== Brief ==
Write the count of lines that contain the word "mücadele" and nothing else.

[Collected data entries]
============
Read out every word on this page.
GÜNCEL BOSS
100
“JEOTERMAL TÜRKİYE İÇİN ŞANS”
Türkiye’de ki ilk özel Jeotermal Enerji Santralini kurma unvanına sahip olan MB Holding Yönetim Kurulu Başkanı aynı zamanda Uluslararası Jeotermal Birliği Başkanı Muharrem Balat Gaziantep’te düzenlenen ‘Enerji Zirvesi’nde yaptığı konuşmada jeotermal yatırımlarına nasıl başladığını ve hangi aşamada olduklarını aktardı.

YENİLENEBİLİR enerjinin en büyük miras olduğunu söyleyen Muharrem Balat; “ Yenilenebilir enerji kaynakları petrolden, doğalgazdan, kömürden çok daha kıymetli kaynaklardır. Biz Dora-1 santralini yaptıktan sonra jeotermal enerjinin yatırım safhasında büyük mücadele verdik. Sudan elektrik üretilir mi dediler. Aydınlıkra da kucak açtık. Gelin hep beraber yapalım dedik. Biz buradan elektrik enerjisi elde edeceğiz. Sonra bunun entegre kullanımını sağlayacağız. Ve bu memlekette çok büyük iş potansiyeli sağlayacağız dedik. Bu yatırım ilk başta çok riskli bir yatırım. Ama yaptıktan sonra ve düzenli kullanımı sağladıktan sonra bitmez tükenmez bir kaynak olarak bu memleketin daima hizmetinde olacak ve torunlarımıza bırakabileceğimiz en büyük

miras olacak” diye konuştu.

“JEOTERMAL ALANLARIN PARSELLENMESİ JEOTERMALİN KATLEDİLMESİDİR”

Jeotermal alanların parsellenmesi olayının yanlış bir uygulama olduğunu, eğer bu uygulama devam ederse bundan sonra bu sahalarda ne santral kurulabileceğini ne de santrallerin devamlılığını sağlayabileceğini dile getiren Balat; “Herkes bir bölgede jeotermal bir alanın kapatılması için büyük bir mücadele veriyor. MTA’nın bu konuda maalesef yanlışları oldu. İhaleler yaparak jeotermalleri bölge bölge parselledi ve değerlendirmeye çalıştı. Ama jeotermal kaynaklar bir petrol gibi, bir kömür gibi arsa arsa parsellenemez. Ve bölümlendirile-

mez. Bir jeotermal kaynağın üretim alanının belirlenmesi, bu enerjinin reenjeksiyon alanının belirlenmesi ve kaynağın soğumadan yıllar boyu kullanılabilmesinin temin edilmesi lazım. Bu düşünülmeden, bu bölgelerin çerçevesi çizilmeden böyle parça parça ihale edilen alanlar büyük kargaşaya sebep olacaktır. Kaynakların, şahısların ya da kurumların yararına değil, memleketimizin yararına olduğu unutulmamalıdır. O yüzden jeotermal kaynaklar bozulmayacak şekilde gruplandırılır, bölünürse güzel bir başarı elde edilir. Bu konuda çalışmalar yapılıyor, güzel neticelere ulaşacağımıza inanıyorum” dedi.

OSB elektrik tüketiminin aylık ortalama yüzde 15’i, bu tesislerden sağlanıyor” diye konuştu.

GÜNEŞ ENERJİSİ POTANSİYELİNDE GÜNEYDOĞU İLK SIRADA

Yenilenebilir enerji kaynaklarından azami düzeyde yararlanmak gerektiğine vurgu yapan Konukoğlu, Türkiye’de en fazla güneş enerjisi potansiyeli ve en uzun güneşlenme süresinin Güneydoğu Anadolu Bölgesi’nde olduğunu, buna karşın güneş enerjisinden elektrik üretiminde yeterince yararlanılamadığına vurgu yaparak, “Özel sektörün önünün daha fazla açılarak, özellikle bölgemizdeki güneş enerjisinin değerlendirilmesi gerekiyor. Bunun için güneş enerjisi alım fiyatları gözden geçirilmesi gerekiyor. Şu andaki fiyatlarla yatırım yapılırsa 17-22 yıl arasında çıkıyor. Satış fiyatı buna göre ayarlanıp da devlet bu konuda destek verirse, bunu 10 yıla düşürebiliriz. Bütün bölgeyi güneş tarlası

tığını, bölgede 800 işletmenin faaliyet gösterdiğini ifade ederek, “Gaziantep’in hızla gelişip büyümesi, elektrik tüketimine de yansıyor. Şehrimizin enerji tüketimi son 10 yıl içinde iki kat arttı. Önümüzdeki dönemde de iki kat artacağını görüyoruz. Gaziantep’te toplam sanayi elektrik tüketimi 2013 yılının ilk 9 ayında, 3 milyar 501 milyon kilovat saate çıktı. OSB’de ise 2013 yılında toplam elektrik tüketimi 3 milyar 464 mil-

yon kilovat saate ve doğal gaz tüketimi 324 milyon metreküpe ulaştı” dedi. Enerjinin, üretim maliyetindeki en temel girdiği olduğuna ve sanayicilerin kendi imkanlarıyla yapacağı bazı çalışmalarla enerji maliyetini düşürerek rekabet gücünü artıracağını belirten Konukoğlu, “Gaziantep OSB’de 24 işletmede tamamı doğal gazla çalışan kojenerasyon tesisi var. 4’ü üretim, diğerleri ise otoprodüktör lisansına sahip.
============
== Exercise output ==
2